Source data:
══════════

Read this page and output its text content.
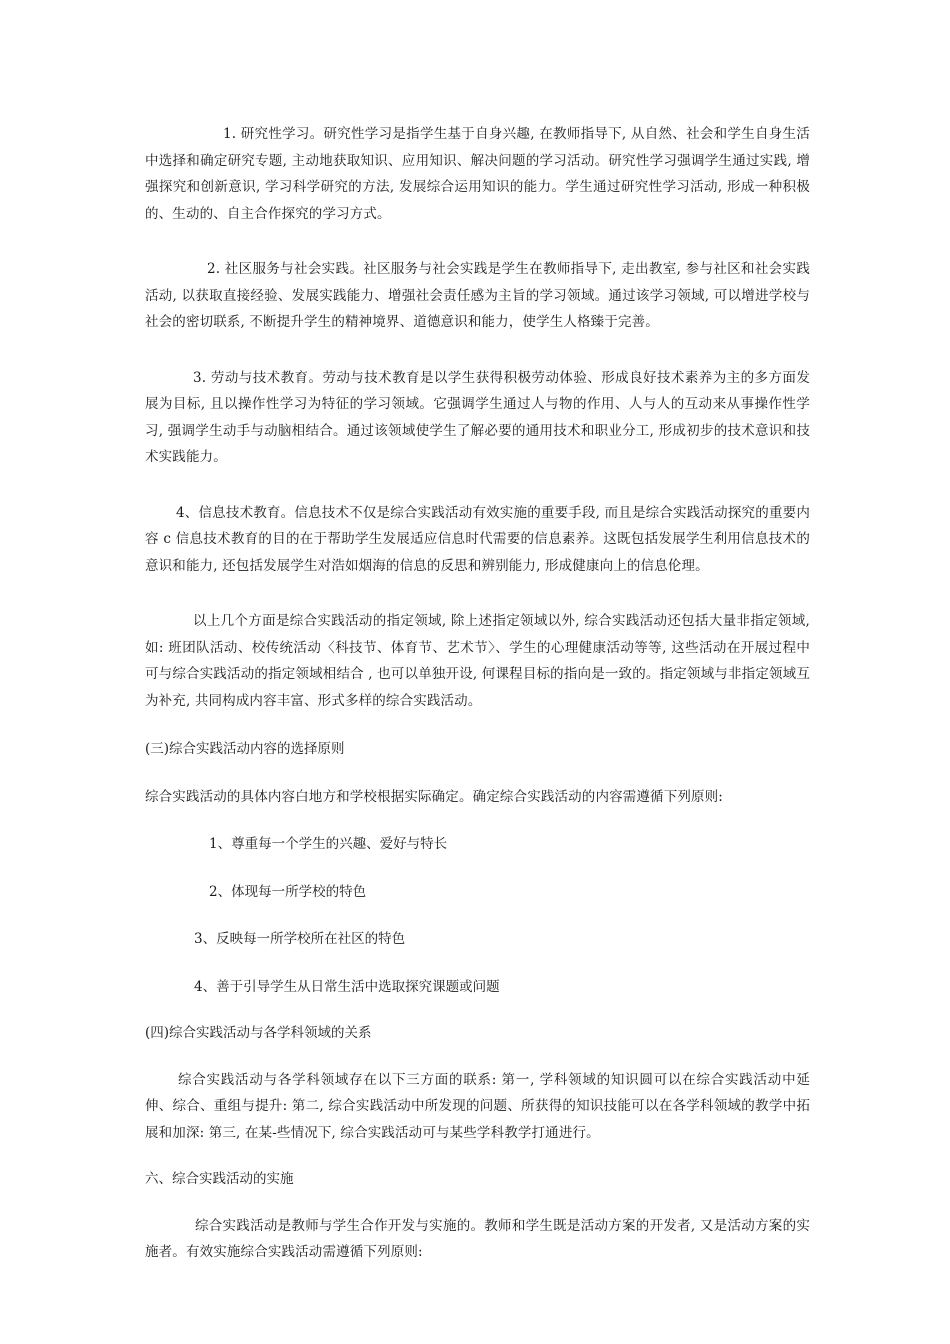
1. 研究性学习。研究性学习是指学生基于自身兴趣, 在教师指导下, 从自然、社会和学生自身生活中选择和确定研究专题, 主动地获取知识、应用知识、解决问题的学习活动。研究性学习强调学生通过实践, 增强探究和创新意识, 学习科学研究的方法, 发展综合运用知识的能力。学生通过研究性学习活动, 形成一种积极的、生动的、自主合作探究的学习方式。

2. 社区服务与社会实践。社区服务与社会实践是学生在教师指导下, 走出教室, 参与社区和社会实践活动, 以获取直接经验、发展实践能力、增强社会责任感为主旨的学习领域。通过该学习领域, 可以增进学校与社会的密切联系, 不断提升学生的精神境界、道德意识和能力，使学生人格臻于完善。

3. 劳动与技术教育。劳动与技术教育是以学生获得积极劳动体验、形成良好技术素养为主的多方面发展为目标, 且以操作性学习为特征的学习领域。它强调学生通过人与物的作用、人与人的互动来从事操作性学习, 强调学生动手与动脑相结合。通过该领域使学生了解必要的通用技术和职业分工, 形成初步的技术意识和技术实践能力。

4、信息技术教育。信息技术不仅是综合实践活动有效实施的重要手段, 而且是综合实践活动探究的重要内容 c 信息技术教育的目的在于帮助学生发展适应信息时代需要的信息素养。这既包括发展学生利用信息技术的意识和能力, 还包括发展学生对浩如烟海的信息的反思和辨别能力, 形成健康向上的信息伦理。

以上几个方面是综合实践活动的指定领域, 除上述指定领域以外, 综合实践活动还包括大量非指定领域, 如: 班团队活动、校传统活动〈科技节、体育节、艺术节〉、学生的心理健康活动等等, 这些活动在开展过程中可与综合实践活动的指定领域相结合 , 也可以单独开设, 何课程目标的指向是一致的。指定领域与非指定领域互为补充, 共同构成内容丰富、形式多样的综合实践活动。

(三)综合实践活动内容的选择原则

综合实践活动的具体内容白地方和学校根据实际确定。确定综合实践活动的内容需遵循下列原则:

1、尊重每一个学生的兴趣、爱好与特长

2、体现每一所学校的特色

3、反映每一所学校所在社区的特色

4、善于引导学生从日常生活中选取探究课题或问题

(四)综合实践活动与各学科领域的关系

综合实践活动与各学科领域存在以下三方面的联系: 第一, 学科领域的知识圆可以在综合实践活动中延伸、综合、重组与提升: 第二, 综合实践活动中所发现的问题、所获得的知识技能可以在各学科领域的教学中拓展和加深: 第三, 在某-些情况下, 综合实践活动可与某些学科教学打通进行。

六、综合实践活动的实施

综合实践活动是教师与学生合作开发与实施的。教师和学生既是活动方案的开发者, 又是活动方案的实施者。有效实施综合实践活动需遵循下列原则:
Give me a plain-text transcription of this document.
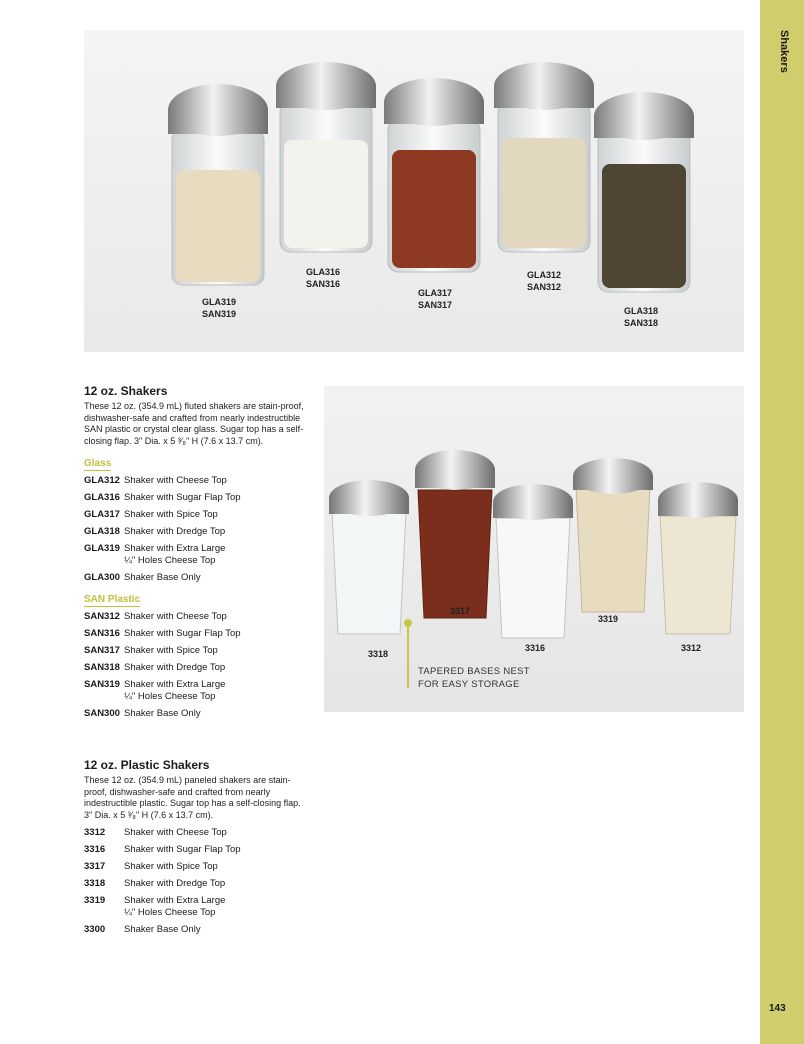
Shakers
143
GLA319
SAN319
GLA316
SAN316
GLA317
SAN317
GLA312
SAN312
GLA318
SAN318
3317
3318
3316
3319
3312
TAPERED BASES NEST
FOR EASY STORAGE
12 oz. Shakers
These 12 oz. (354.9 mL) fluted shakers are stain-proof, dishwasher-safe and crafted from nearly indestructible SAN plastic or crystal clear glass. Sugar top has a self-closing flap. 3" Dia. x 5 ³⁄₈" H (7.6 x 13.7 cm).
Glass
GLA312 Shaker with Cheese Top
GLA316 Shaker with Sugar Flap Top
GLA317 Shaker with Spice Top
GLA318 Shaker with Dredge Top
GLA319 Shaker with Extra Large
¼" Holes Cheese Top
GLA300 Shaker Base Only
SAN Plastic
SAN312 Shaker with Cheese Top
SAN316 Shaker with Sugar Flap Top
SAN317 Shaker with Spice Top
SAN318 Shaker with Dredge Top
SAN319 Shaker with Extra Large
¼" Holes Cheese Top
SAN300 Shaker Base Only
12 oz. Plastic Shakers
These 12 oz. (354.9 mL) paneled shakers are stain-proof, dishwasher-safe and crafted from nearly indestructible plastic. Sugar top has a self-closing flap. 3" Dia. x 5 ³⁄₈" H (7.6 x 13.7 cm).
3312	Shaker with Cheese Top
3316	Shaker with Sugar Flap Top
3317	Shaker with Spice Top
3318	Shaker with Dredge Top
3319	Shaker with Extra Large
¼" Holes Cheese Top
3300	Shaker Base Only
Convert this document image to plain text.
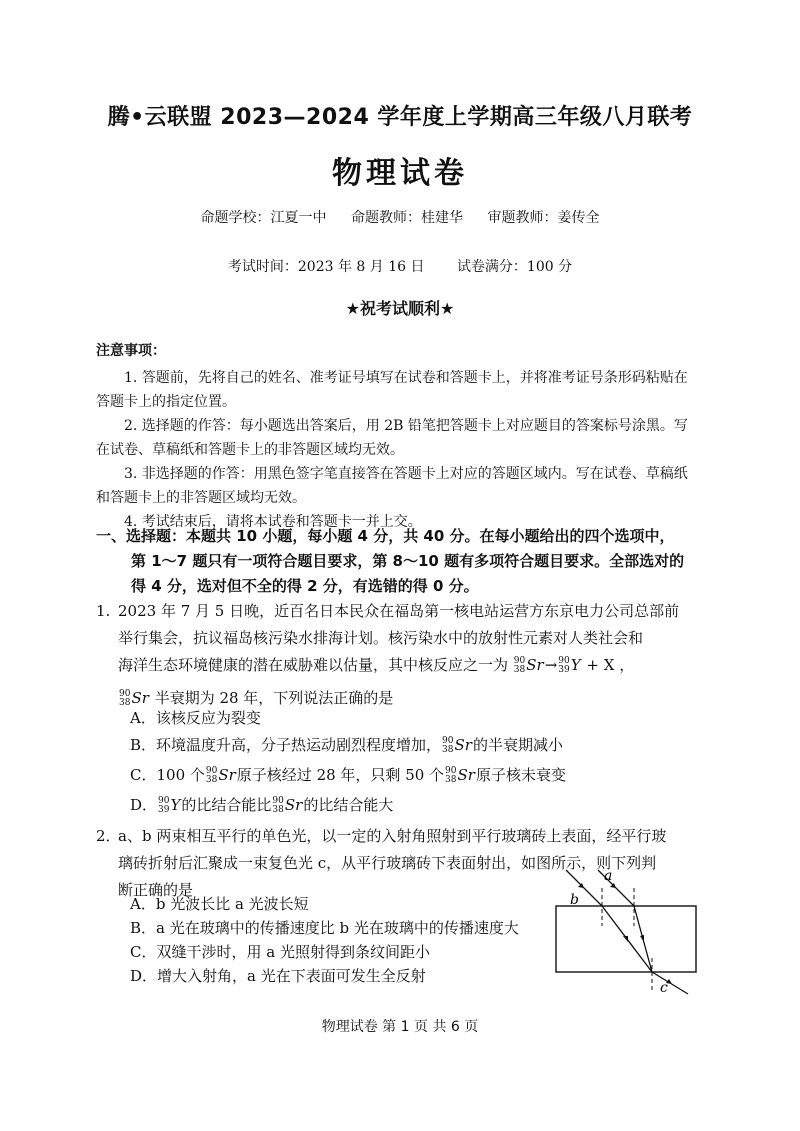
腾•云联盟 2023—2024 学年度上学期高三年级八月联考
物理试卷
命题学校：江夏一中 命题教师：桂建华 审题教师：姜传全
考试时间：2023 年 8 月 16 日 试卷满分：100 分
★祝考试顺利★
注意事项：

1. 答题前，先将自己的姓名、准考证号填写在试卷和答题卡上，并将准考证号条形码粘贴在答题卡上的指定位置。

2. 选择题的作答：每小题选出答案后，用 2B 铅笔把答题卡上对应题目的答案标号涂黑。写在试卷、草稿纸和答题卡上的非答题区域均无效。

3. 非选择题的作答：用黑色签字笔直接答在答题卡上对应的答题区域内。写在试卷、草稿纸和答题卡上的非答题区域均无效。

4. 考试结束后，请将本试卷和答题卡一并上交。

一、选择题：本题共 10 小题，每小题 4 分，共 40 分。在每小题给出的四个选项中，
第 1～7 题只有一项符合题目要求，第 8～10 题有多项符合题目要求。全部选对的
得 4 分，选对但不全的得 2 分，有选错的得 0 分。
1. 2023 年 7 月 5 日晚，近百名日本民众在福岛第一核电站运营方东京电力公司总部前
举行集会，抗议福岛核污染水排海计划。核污染水中的放射性元素对人类社会和
海洋生态环境健康的潜在威胁难以估量，其中核反应之一为 90
38 Sr→ 90
39 Y + X ，
90
38 Sr 半衰期为 28 年，下列说法正确的是
A．该核反应为裂变
B．环境温度升高，分子热运动剧烈程度增加， 90
38 Sr的半衰期减小
C．100 个 90
38 Sr原子核经过 28 年，只剩 50 个 90
38 Sr原子核未衰变
D． 90
39 Y的比结合能比 90
38 Sr的比结合能大
2．
a、b 两束相互平行的单色光，以一定的入射角照射到平行玻璃砖上表面，经平行玻
璃砖折射后汇聚成一束复色光 c，从平行玻璃砖下表面射出，如图所示，则下列判
断正确的是
A．b 光波长比 a 光波长短
B．a 光在玻璃中的传播速度比 b 光在玻璃中的传播速度大
C．双缝干涉时，用 a 光照射得到条纹间距小
D．增大入射角，a 光在下表面可发生全反射
a
b
c
物理试卷 第 1 页 共 6 页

══════════

• [Problem description]:
Find the word "Dredge" in the entries above and gather every line that holds it.

• [Reply]:
GLA318 Shaker with Dredge Top
SAN318 Shaker with Dredge Top
3318	Shaker with Dredge Top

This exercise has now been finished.